[Structured figure records]

---------------

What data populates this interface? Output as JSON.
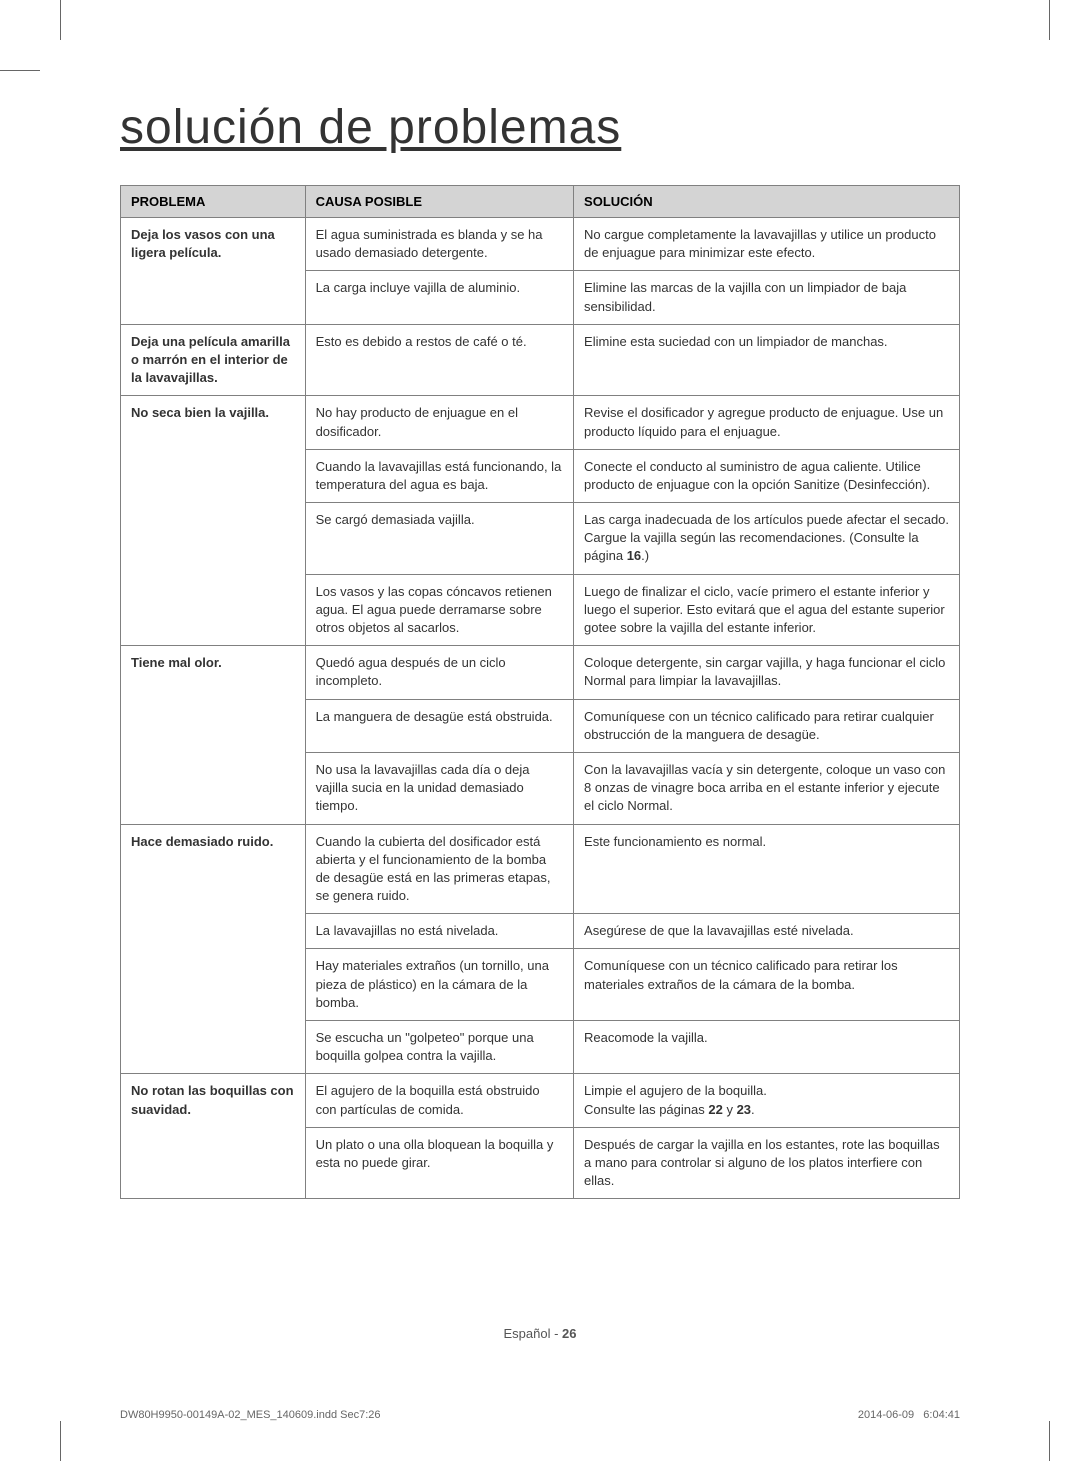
{
  "title": "solución de problemas",
  "headers": {
    "problem": "PROBLEMA",
    "cause": "CAUSA POSIBLE",
    "solution": "SOLUCIÓN"
  },
  "rows": [
    {
      "problem": "Deja los vasos con una ligera película.",
      "problem_rowspan": 2,
      "cause": "El agua suministrada es blanda y se ha usado demasiado detergente.",
      "solution": "No cargue completamente la lavavajillas y utilice un producto de enjuague para minimizar este efecto."
    },
    {
      "cause": "La carga incluye vajilla de aluminio.",
      "solution": "Elimine las marcas de la vajilla con un limpiador de baja sensibilidad."
    },
    {
      "problem": "Deja una película amarilla o marrón en el interior de la lavavajillas.",
      "problem_rowspan": 1,
      "cause": "Esto es debido a restos de café o té.",
      "solution": "Elimine esta suciedad con un limpiador de manchas."
    },
    {
      "problem": "No seca bien la vajilla.",
      "problem_rowspan": 4,
      "cause": "No hay producto de enjuague en el dosificador.",
      "solution": "Revise el dosificador y agregue producto de enjuague. Use un producto líquido para el enjuague."
    },
    {
      "cause": "Cuando la lavavajillas está funcionando, la temperatura del agua es baja.",
      "solution": "Conecte el conducto al suministro de agua caliente. Utilice producto de enjuague con la opción Sanitize (Desinfección)."
    },
    {
      "cause": "Se cargó demasiada vajilla.",
      "solution": "Las carga inadecuada de los artículos puede afectar el secado.\nCargue la vajilla según las recomendaciones. (Consulte la página 16.)",
      "bold_refs": [
        "16"
      ]
    },
    {
      "cause": "Los vasos y las copas cóncavos retienen agua. El agua puede derramarse sobre otros objetos al sacarlos.",
      "solution": "Luego de finalizar el ciclo, vacíe primero el estante inferior y luego el superior. Esto evitará que el agua del estante superior gotee sobre la vajilla del estante inferior."
    },
    {
      "problem": "Tiene mal olor.",
      "problem_rowspan": 3,
      "cause": "Quedó agua después de un ciclo incompleto.",
      "solution": "Coloque detergente, sin cargar vajilla, y haga funcionar el ciclo Normal para limpiar la lavavajillas."
    },
    {
      "cause": "La manguera de desagüe está obstruida.",
      "solution": "Comuníquese con un técnico calificado para retirar cualquier obstrucción de la manguera de desagüe."
    },
    {
      "cause": "No usa la lavavajillas cada día o deja vajilla sucia en la unidad demasiado tiempo.",
      "solution": "Con la lavavajillas vacía y sin detergente, coloque un vaso con 8 onzas de vinagre boca arriba en el estante inferior y ejecute el ciclo Normal."
    },
    {
      "problem": "Hace demasiado ruido.",
      "problem_rowspan": 4,
      "cause": "Cuando la cubierta del dosificador está abierta y el funcionamiento de la bomba de desagüe está en las primeras etapas, se genera ruido.",
      "solution": "Este funcionamiento es normal."
    },
    {
      "cause": "La lavavajillas no está nivelada.",
      "solution": "Asegúrese de que la lavavajillas esté nivelada."
    },
    {
      "cause": "Hay materiales extraños (un tornillo, una pieza de plástico) en la cámara de la bomba.",
      "solution": "Comuníquese con un técnico calificado para retirar los materiales extraños de la cámara de la bomba."
    },
    {
      "cause": "Se escucha un \"golpeteo\" porque una boquilla golpea contra la vajilla.",
      "solution": "Reacomode la vajilla."
    },
    {
      "problem": "No rotan las boquillas con suavidad.",
      "problem_rowspan": 2,
      "cause": "El agujero de la boquilla está obstruido con partículas de comida.",
      "solution": "Limpie el agujero de la boquilla.\nConsulte las páginas 22 y 23.",
      "bold_refs": [
        "22",
        "23"
      ]
    },
    {
      "cause": "Un plato o una olla bloquean la boquilla y esta no puede girar.",
      "solution": "Después de cargar la vajilla en los estantes, rote las boquillas a mano para controlar si alguno de los platos interfiere con ellas."
    }
  ],
  "footer": {
    "language": "Español",
    "separator": " - ",
    "page_num": "26"
  },
  "doc_meta": {
    "file": "DW80H9950-00149A-02_MES_140609.indd   Sec7:26",
    "date": "2014-06-09",
    "time": "6:04:41"
  },
  "colors": {
    "header_bg": "#d4d4d4",
    "border": "#808080",
    "text": "#333333"
  }
}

---------------

Exercise description
Select every line in the material above where the string "puede" occurs, and copy it.

Output of the task
      "solution": "Las carga inadecuada de los artículos puede afectar el secado.\nCargue la vajilla según las recomendaciones. (Consulte la página 16.)",
      "cause": "Los vasos y las copas cóncavos retienen agua. El agua puede derramarse sobre otros objetos al sacarlos.",
      "cause": "Un plato o una olla bloquean la boquilla y esta no puede girar.",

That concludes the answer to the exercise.